[WHAT IS EXPECTED]: Check each line of the records below and collect those that include the word "Johnny".

* START SUPPLIED MATERIAL *

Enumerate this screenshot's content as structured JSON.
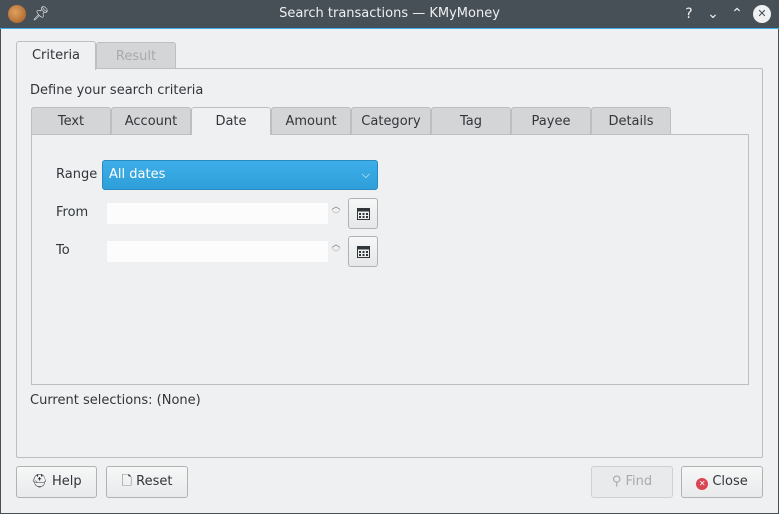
{
  "window": {
    "title": "Search transactions — KMyMoney",
    "controls": {
      "help": "?",
      "minimize": "⌄",
      "maximize": "⌃",
      "close": "✕"
    }
  },
  "outer_tabs": [
    {
      "label": "Criteria",
      "active": true
    },
    {
      "label": "Result",
      "active": false,
      "disabled": true
    }
  ],
  "criteria": {
    "heading": "Define your search criteria",
    "tabs": [
      {
        "label": "Text"
      },
      {
        "label": "Account"
      },
      {
        "label": "Date",
        "active": true
      },
      {
        "label": "Amount"
      },
      {
        "label": "Category"
      },
      {
        "label": "Tag"
      },
      {
        "label": "Payee"
      },
      {
        "label": "Details"
      }
    ],
    "date": {
      "range_label": "Range",
      "range_value": "All dates",
      "from_label": "From",
      "from_value": "",
      "to_label": "To",
      "to_value": ""
    },
    "current_selections": "Current selections: (None)"
  },
  "buttons": {
    "help": "Help",
    "reset": "Reset",
    "find": "Find",
    "close": "Close"
  },
  "colors": {
    "accent": "#3daee9",
    "titlebar": "#475057",
    "close_icon": "#da4453"
  }
}
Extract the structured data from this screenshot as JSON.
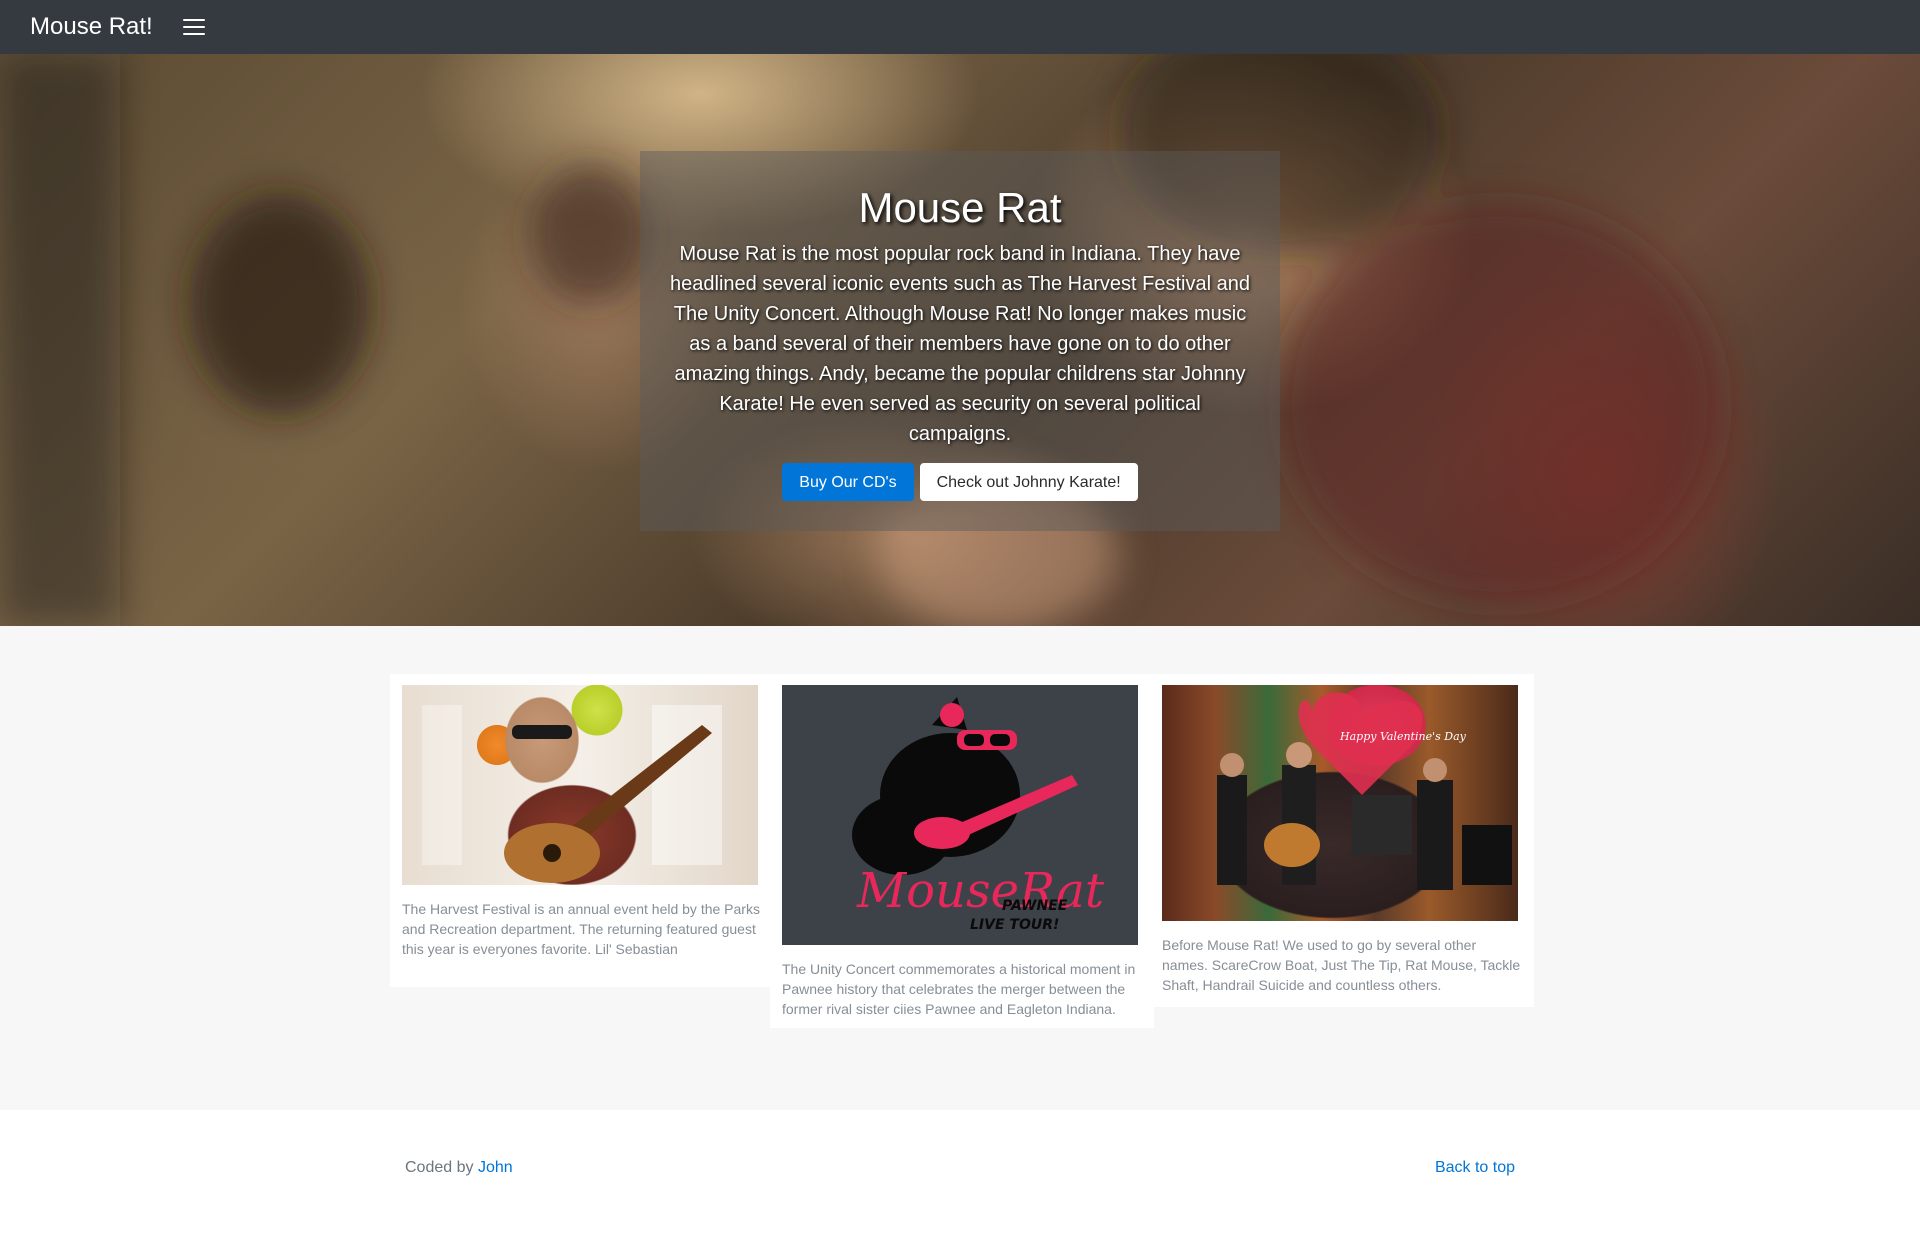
{
  "navbar": {
    "brand": "Mouse Rat!",
    "menu_icon": "hamburger-menu-icon"
  },
  "hero": {
    "title": "Mouse Rat",
    "text": "Mouse Rat is the most popular rock band in Indiana. They have headlined several iconic events such as The Harvest Festival and The Unity Concert. Although Mouse Rat! No longer makes music as a band several of their members have gone on to do other amazing things. Andy, became the popular childrens star Johnny Karate! He even served as security on several political campaigns.",
    "primary_button": "Buy Our CD's",
    "secondary_button": "Check out Johnny Karate!"
  },
  "cards": [
    {
      "image": "guitarist-photo",
      "text": "The Harvest Festival is an annual event held by the Parks and Recreation department. The returning featured guest this year is everyones favorite. Lil' Sebastian"
    },
    {
      "image": "mouse-rat-logo",
      "logo_text": "MouseRat",
      "logo_sub1": "PAWNEE",
      "logo_sub2": "LIVE TOUR!",
      "text": "The Unity Concert commemorates a historical moment in Pawnee history that celebrates the merger between the former rival sister ciies Pawnee and Eagleton Indiana."
    },
    {
      "image": "band-stage-photo",
      "sign_text": "Happy Valentine's Day",
      "text": "Before Mouse Rat! We used to go by several other names. ScareCrow Boat, Just The Tip, Rat Mouse, Tackle Shaft, Handrail Suicide and countless others."
    }
  ],
  "footer": {
    "coded_by": "Coded by",
    "author": "John",
    "back_to_top": "Back to top"
  },
  "colors": {
    "navbar": "#343a40",
    "primary": "#0275d8",
    "section_bg": "#f7f7f7",
    "muted_text": "#868e96"
  }
}
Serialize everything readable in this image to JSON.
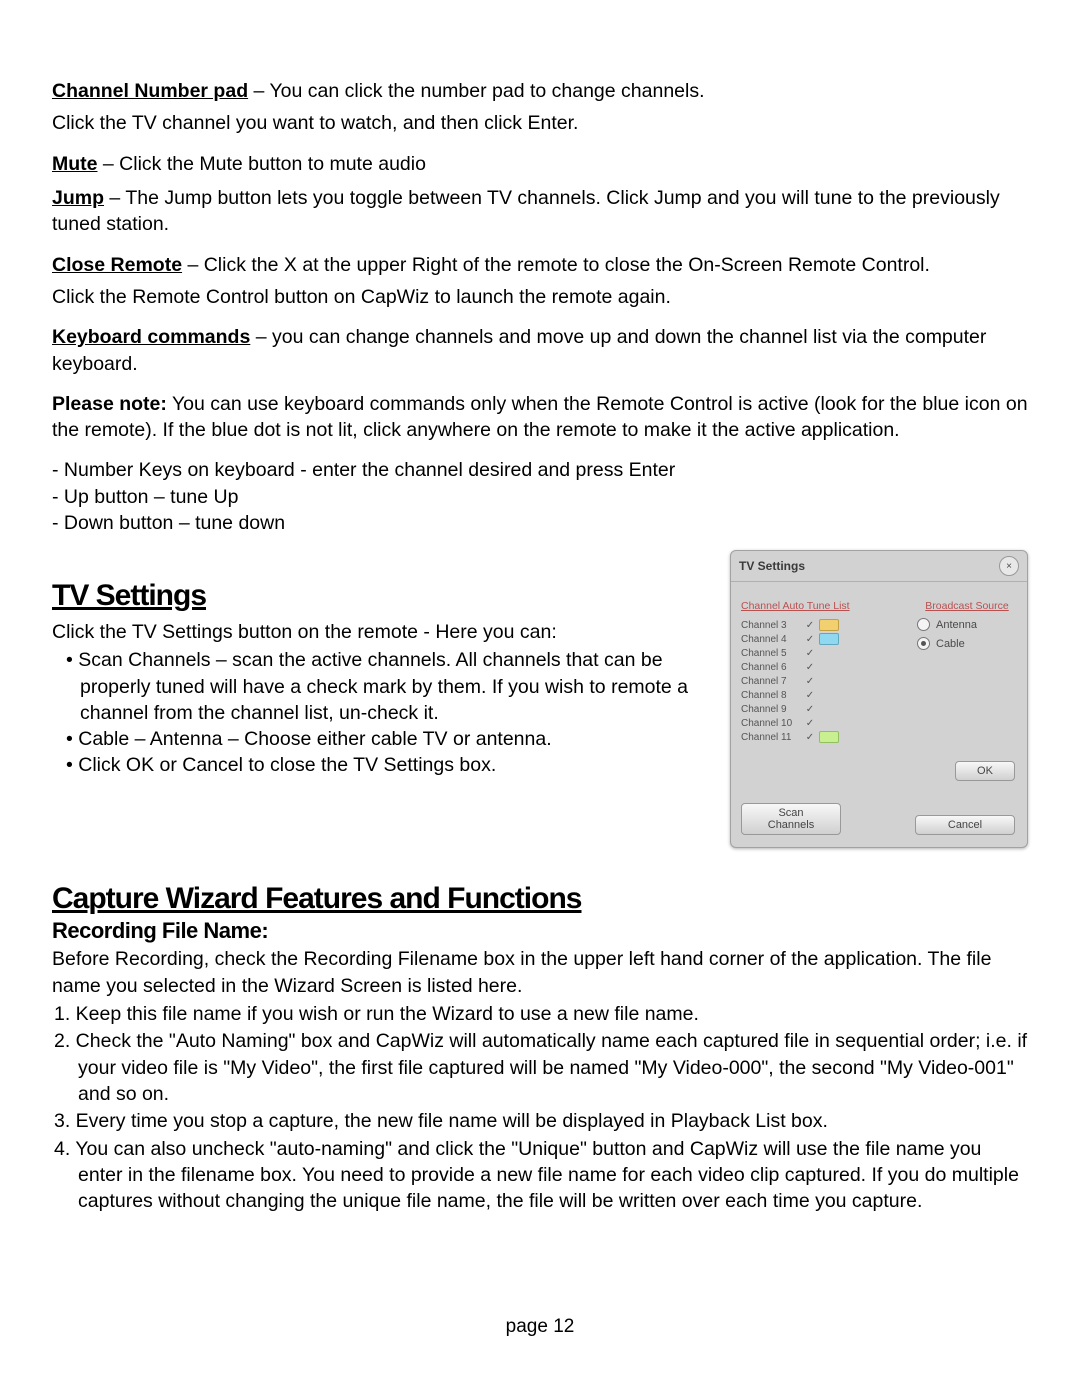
{
  "section_channel_pad": {
    "label": "Channel Number pad",
    "text1": " – You can click the number pad to change channels.",
    "text2": "Click the TV channel you want to watch, and then click Enter."
  },
  "section_mute": {
    "label": "Mute",
    "text": " –  Click the Mute button to mute audio"
  },
  "section_jump": {
    "label": "Jump",
    "text": " – The Jump button lets you toggle between TV channels. Click Jump and you will tune to the previously tuned station."
  },
  "section_close_remote": {
    "label": "Close Remote",
    "text1": " – Click the X at the upper Right of the remote to close the On-Screen Remote Control.",
    "text2": "Click the Remote Control button on CapWiz to launch the remote again."
  },
  "section_keyboard": {
    "label": "Keyboard commands",
    "text": " – you can change channels and move up and down the channel list via the computer keyboard."
  },
  "please_note": {
    "label": "Please note:",
    "text": " You can use keyboard commands only when the Remote Control is active (look for the blue icon on the remote). If the blue dot is not lit, click anywhere on the remote to make it the active application."
  },
  "key_list": {
    "k1": "- Number Keys on keyboard -  enter the channel desired and press Enter",
    "k2": "- Up button – tune Up",
    "k3": "- Down button – tune down"
  },
  "tv_heading": "TV Settings",
  "tv_intro": "Click the TV Settings button on the remote -  Here you can:",
  "tv_bullets": {
    "b1": "• Scan Channels – scan the active channels. All channels that can be properly tuned will have a check mark by them. If you wish to remote a channel from the channel list, un-check it.",
    "b2": "• Cable – Antenna – Choose either cable TV or antenna.",
    "b3": "• Click OK or Cancel to close the TV Settings box."
  },
  "tv_dialog": {
    "title": "TV Settings",
    "header_left": "Channel Auto Tune List",
    "header_right": "Broadcast Source",
    "source_antenna": "Antenna",
    "source_cable": "Cable",
    "ok_label": "OK",
    "scan_label": "Scan Channels",
    "cancel_label": "Cancel",
    "channels": [
      {
        "name": "Channel 3",
        "badge": "yellow"
      },
      {
        "name": "Channel 4",
        "badge": "cyan"
      },
      {
        "name": "Channel 5",
        "badge": ""
      },
      {
        "name": "Channel 6",
        "badge": ""
      },
      {
        "name": "Channel 7",
        "badge": ""
      },
      {
        "name": "Channel 8",
        "badge": ""
      },
      {
        "name": "Channel 9",
        "badge": ""
      },
      {
        "name": "Channel 10",
        "badge": ""
      },
      {
        "name": "Channel 11",
        "badge": "lime"
      }
    ]
  },
  "cw_heading": "Capture Wizard Features and Functions",
  "recording_heading": "Recording File Name:",
  "recording_intro": "Before Recording, check the Recording Filename box in the upper left hand corner of the application. The file name you selected in the Wizard Screen is listed here.",
  "recording_list": {
    "r1": "1. Keep this file name if you wish or run the Wizard to use a new file name.",
    "r2": "2. Check the \"Auto Naming\" box and CapWiz will automatically name each captured file in sequential order; i.e. if your video file is \"My Video\", the first file captured will be named \"My Video-000\", the second \"My Video-001\" and so on.",
    "r3": "3. Every time you stop a capture, the new file name will be displayed in Playback List box.",
    "r4": "4. You can also uncheck \"auto-naming\" and click the \"Unique\" button and CapWiz will use the file name you enter in the filename box.   You need to provide a new file name for each video clip captured. If you do multiple captures without changing the unique file name, the file will be written over each time you capture."
  },
  "page_number": "page 12"
}
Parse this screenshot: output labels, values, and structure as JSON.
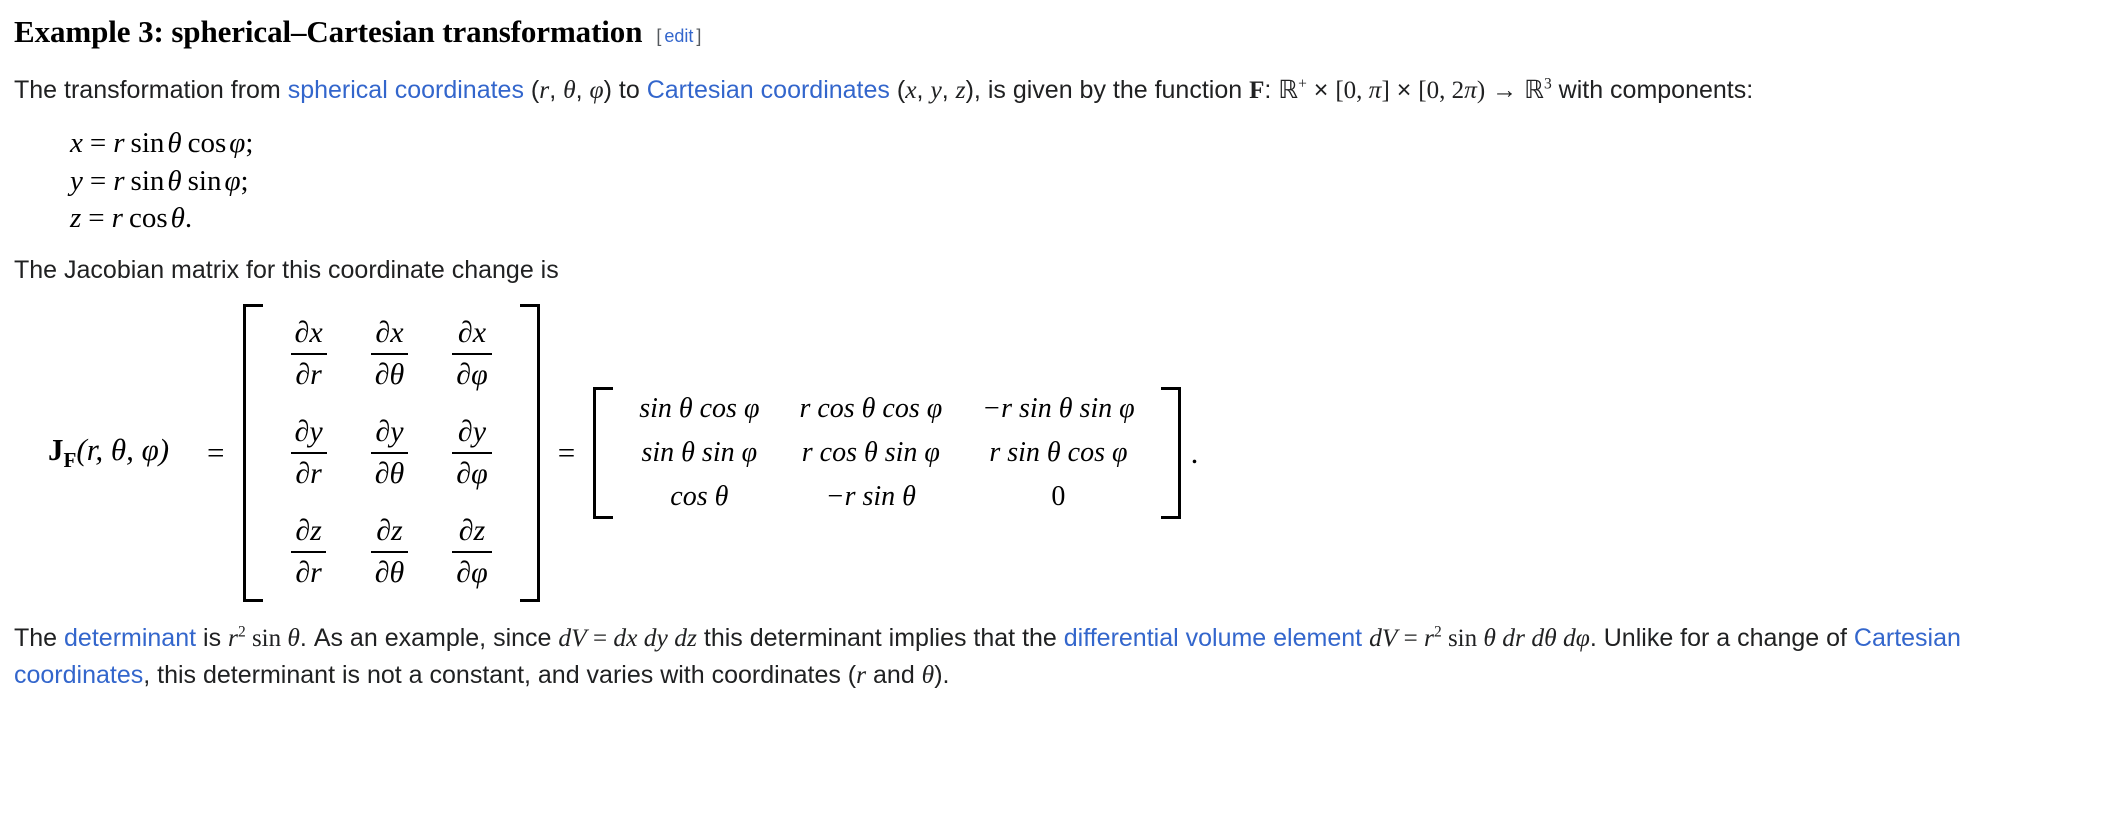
{
  "heading": {
    "title": "Example 3: spherical–Cartesian transformation",
    "edit_bracket_open": "[",
    "edit_label": "edit",
    "edit_bracket_close": "]"
  },
  "intro": {
    "t1": "The transformation from ",
    "link_spherical": "spherical coordinates",
    "t2": " (",
    "var_r": "r",
    "sep1": ", ",
    "var_theta": "θ",
    "sep2": ", ",
    "var_phi": "φ",
    "t3": ") to ",
    "link_cartesian": "Cartesian coordinates",
    "t4": " (",
    "var_x": "x",
    "sep3": ", ",
    "var_y": "y",
    "sep4": ", ",
    "var_z": "z",
    "t5": "), is given by the function ",
    "fn_F": "F",
    "t6": ": ",
    "dom_R": "ℝ",
    "dom_plus": "+",
    "dom_times1": " × ",
    "dom_i1": "[0, ",
    "dom_pi1": "π",
    "dom_i1b": "]",
    "dom_times2": " × ",
    "dom_i2": "[0, 2",
    "dom_pi2": "π",
    "dom_i2b": ")",
    "dom_arrow": " → ",
    "cod_R": "ℝ",
    "cod_exp": "3",
    "t7": " with components:"
  },
  "components": [
    {
      "lhs": "x",
      "eq": "=",
      "coef": "r",
      "f1": "sin",
      "a1": "θ",
      "f2": "cos",
      "a2": "φ",
      "term": ";"
    },
    {
      "lhs": "y",
      "eq": "=",
      "coef": "r",
      "f1": "sin",
      "a1": "θ",
      "f2": "sin",
      "a2": "φ",
      "term": ";"
    },
    {
      "lhs": "z",
      "eq": "=",
      "coef": "r",
      "f1": "cos",
      "a1": "θ",
      "f2": "",
      "a2": "",
      "term": "."
    }
  ],
  "jacobian_lead": "The Jacobian matrix for this coordinate change is",
  "jacobian": {
    "label_J": "J",
    "label_sub": "F",
    "label_args": "(r, θ, φ)",
    "equals_1": "=",
    "equals_2": "=",
    "trailing_period": ".",
    "partials": [
      [
        {
          "num_d": "∂",
          "num_v": "x",
          "den_d": "∂",
          "den_v": "r"
        },
        {
          "num_d": "∂",
          "num_v": "x",
          "den_d": "∂",
          "den_v": "θ"
        },
        {
          "num_d": "∂",
          "num_v": "x",
          "den_d": "∂",
          "den_v": "φ"
        }
      ],
      [
        {
          "num_d": "∂",
          "num_v": "y",
          "den_d": "∂",
          "den_v": "r"
        },
        {
          "num_d": "∂",
          "num_v": "y",
          "den_d": "∂",
          "den_v": "θ"
        },
        {
          "num_d": "∂",
          "num_v": "y",
          "den_d": "∂",
          "den_v": "φ"
        }
      ],
      [
        {
          "num_d": "∂",
          "num_v": "z",
          "den_d": "∂",
          "den_v": "r"
        },
        {
          "num_d": "∂",
          "num_v": "z",
          "den_d": "∂",
          "den_v": "θ"
        },
        {
          "num_d": "∂",
          "num_v": "z",
          "den_d": "∂",
          "den_v": "φ"
        }
      ]
    ],
    "trig": [
      [
        "sin θ cos φ",
        "r cos θ cos φ",
        "−r sin θ sin φ"
      ],
      [
        "sin θ sin φ",
        "r cos θ sin φ",
        "r sin θ cos φ"
      ],
      [
        "cos θ",
        "−r sin θ",
        "0"
      ]
    ]
  },
  "closing": {
    "c1": "The ",
    "link_determinant": "determinant",
    "c2": " is ",
    "det_r": "r",
    "det_exp": "2",
    "det_sin": " sin ",
    "det_theta": "θ",
    "c3": ". As an example, since ",
    "dV": "dV",
    "eq": " = ",
    "dx": "dx",
    "dy": " dy",
    "dz": " dz",
    "c4": " this determinant implies that the ",
    "link_dve": "differential volume element",
    "c5": " ",
    "dV2": "dV",
    "eq2": " = ",
    "r2": "r",
    "r2exp": "2",
    "sin2": " sin ",
    "theta2": "θ",
    "dr": " dr",
    "dtheta": " dθ",
    "dphi": " dφ",
    "c6": ". Unlike for a change of ",
    "link_cartesian2": "Cartesian coordinates",
    "c7": ", this determinant is not a constant, and varies with coordinates (",
    "cr": "r",
    "c8": " and ",
    "ctheta": "θ",
    "c9": ")."
  },
  "colors": {
    "link": "#3366cc",
    "text": "#202122",
    "bracket_gray": "#54595d",
    "background": "#ffffff"
  }
}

* END SUPPLIED MATERIAL *

[WRITTEN ANSWER]:
    "text": "Mouse Rat is the most popular rock band in Indiana. They have headlined several iconic events such as The Harvest Festival and The Unity Concert. Although Mouse Rat! No longer makes music as a band several of their members have gone on to do other amazing things. Andy, became the popular childrens star Johnny Karate! He even served as security on several political campaigns.",
    "secondary_button": "Check out Johnny Karate!"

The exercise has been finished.